The task:
Output the full material exactly as it appears here.

Records provided:
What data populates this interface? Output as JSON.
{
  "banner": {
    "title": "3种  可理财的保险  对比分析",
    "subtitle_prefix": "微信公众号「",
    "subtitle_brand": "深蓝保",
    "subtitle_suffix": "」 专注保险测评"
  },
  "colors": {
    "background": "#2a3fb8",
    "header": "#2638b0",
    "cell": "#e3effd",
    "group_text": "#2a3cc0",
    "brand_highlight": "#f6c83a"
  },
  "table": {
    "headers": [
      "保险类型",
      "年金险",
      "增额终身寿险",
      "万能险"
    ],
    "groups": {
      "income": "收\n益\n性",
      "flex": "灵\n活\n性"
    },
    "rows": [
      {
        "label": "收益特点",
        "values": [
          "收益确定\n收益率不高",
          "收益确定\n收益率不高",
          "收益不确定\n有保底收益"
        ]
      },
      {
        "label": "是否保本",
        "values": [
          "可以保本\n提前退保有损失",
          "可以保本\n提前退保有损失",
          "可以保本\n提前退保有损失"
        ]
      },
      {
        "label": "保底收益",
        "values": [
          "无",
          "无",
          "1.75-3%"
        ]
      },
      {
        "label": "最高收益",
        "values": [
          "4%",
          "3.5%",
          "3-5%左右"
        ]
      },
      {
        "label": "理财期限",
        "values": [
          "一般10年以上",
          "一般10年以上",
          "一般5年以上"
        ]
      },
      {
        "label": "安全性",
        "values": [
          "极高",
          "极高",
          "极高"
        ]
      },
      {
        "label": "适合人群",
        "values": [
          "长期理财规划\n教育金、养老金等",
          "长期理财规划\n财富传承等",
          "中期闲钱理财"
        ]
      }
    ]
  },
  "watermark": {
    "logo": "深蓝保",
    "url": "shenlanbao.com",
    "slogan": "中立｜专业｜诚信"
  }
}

Answer to this task:
What data populates this interface? Output as JSON.
{
  "banner": {
    "title": "3种  可理财的保险  对比分析",
    "subtitle_prefix": "微信公众号「",
    "subtitle_brand": "深蓝保",
    "subtitle_suffix": "」 专注保险测评"
  },
  "colors": {
    "background": "#2a3fb8",
    "header": "#2638b0",
    "cell": "#e3effd",
    "group_text": "#2a3cc0",
    "brand_highlight": "#f6c83a"
  },
  "table": {
    "headers": [
      "保险类型",
      "年金险",
      "增额终身寿险",
      "万能险"
    ],
    "groups": {
      "income": "收\n益\n性",
      "flex": "灵\n活\n性"
    },
    "rows": [
      {
        "label": "收益特点",
        "values": [
          "收益确定\n收益率不高",
          "收益确定\n收益率不高",
          "收益不确定\n有保底收益"
        ]
      },
      {
        "label": "是否保本",
        "values": [
          "可以保本\n提前退保有损失",
          "可以保本\n提前退保有损失",
          "可以保本\n提前退保有损失"
        ]
      },
      {
        "label": "保底收益",
        "values": [
          "无",
          "无",
          "1.75-3%"
        ]
      },
      {
        "label": "最高收益",
        "values": [
          "4%",
          "3.5%",
          "3-5%左右"
        ]
      },
      {
        "label": "理财期限",
        "values": [
          "一般10年以上",
          "一般10年以上",
          "一般5年以上"
        ]
      },
      {
        "label": "安全性",
        "values": [
          "极高",
          "极高",
          "极高"
        ]
      },
      {
        "label": "适合人群",
        "values": [
          "长期理财规划\n教育金、养老金等",
          "长期理财规划\n财富传承等",
          "中期闲钱理财"
        ]
      }
    ]
  },
  "watermark": {
    "logo": "深蓝保",
    "url": "shenlanbao.com",
    "slogan": "中立｜专业｜诚信"
  }
}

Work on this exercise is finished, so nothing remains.